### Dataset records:
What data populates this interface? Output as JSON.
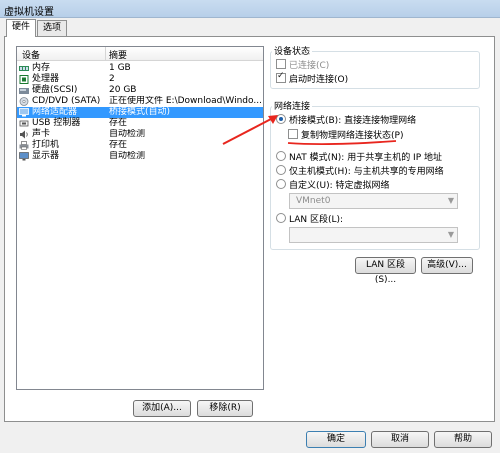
{
  "window": {
    "title": "虚拟机设置"
  },
  "tabs": [
    {
      "label": "硬件",
      "active": true
    },
    {
      "label": "选项",
      "active": false
    }
  ],
  "device_list": {
    "headers": {
      "device": "设备",
      "summary": "摘要"
    },
    "rows": [
      {
        "icon": "memory-icon",
        "name": "内存",
        "summary": "1 GB",
        "selected": false
      },
      {
        "icon": "cpu-icon",
        "name": "处理器",
        "summary": "2",
        "selected": false
      },
      {
        "icon": "harddisk-icon",
        "name": "硬盘(SCSI)",
        "summary": "20 GB",
        "selected": false
      },
      {
        "icon": "cd-dvd-icon",
        "name": "CD/DVD (SATA)",
        "summary": "正在使用文件 E:\\Download\\Windo...",
        "selected": false
      },
      {
        "icon": "network-adapter-icon",
        "name": "网络适配器",
        "summary": "桥接模式(自动)",
        "selected": true
      },
      {
        "icon": "usb-icon",
        "name": "USB 控制器",
        "summary": "存在",
        "selected": false
      },
      {
        "icon": "sound-icon",
        "name": "声卡",
        "summary": "自动检测",
        "selected": false
      },
      {
        "icon": "printer-icon",
        "name": "打印机",
        "summary": "存在",
        "selected": false
      },
      {
        "icon": "display-icon",
        "name": "显示器",
        "summary": "自动检测",
        "selected": false
      }
    ]
  },
  "device_status": {
    "title": "设备状态",
    "connected": {
      "label": "已连接(C)",
      "checked": false,
      "enabled": false
    },
    "connect_at_power_on": {
      "label": "启动时连接(O)",
      "checked": true,
      "enabled": true
    }
  },
  "network_connection": {
    "title": "网络连接",
    "bridged": {
      "label": "桥接模式(B): 直接连接物理网络",
      "checked": true
    },
    "replicate": {
      "label": "复制物理网络连接状态(P)",
      "checked": false
    },
    "nat": {
      "label": "NAT 模式(N): 用于共享主机的 IP 地址",
      "checked": false
    },
    "host_only": {
      "label": "仅主机模式(H): 与主机共享的专用网络",
      "checked": false
    },
    "custom": {
      "label": "自定义(U): 特定虚拟网络",
      "checked": false
    },
    "custom_select": {
      "value": "VMnet0"
    },
    "lan_segment": {
      "label": "LAN 区段(L):",
      "checked": false
    },
    "lan_select": {
      "value": ""
    }
  },
  "buttons": {
    "lan_segments": "LAN 区段(S)...",
    "advanced": "高级(V)...",
    "add": "添加(A)...",
    "remove": "移除(R)",
    "ok": "确定",
    "cancel": "取消",
    "help": "帮助"
  },
  "annotation": {
    "arrow_color": "#e8261e",
    "underline_color": "#e8261e"
  }
}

### WORK INSTRUCTIONS:
Copy every line in the records above that contains the word "桥接模式".

### RESPONSE TO THE EXERCISE:
        "summary": "桥接模式(自动)",
      "label": "桥接模式(B): 直接连接物理网络",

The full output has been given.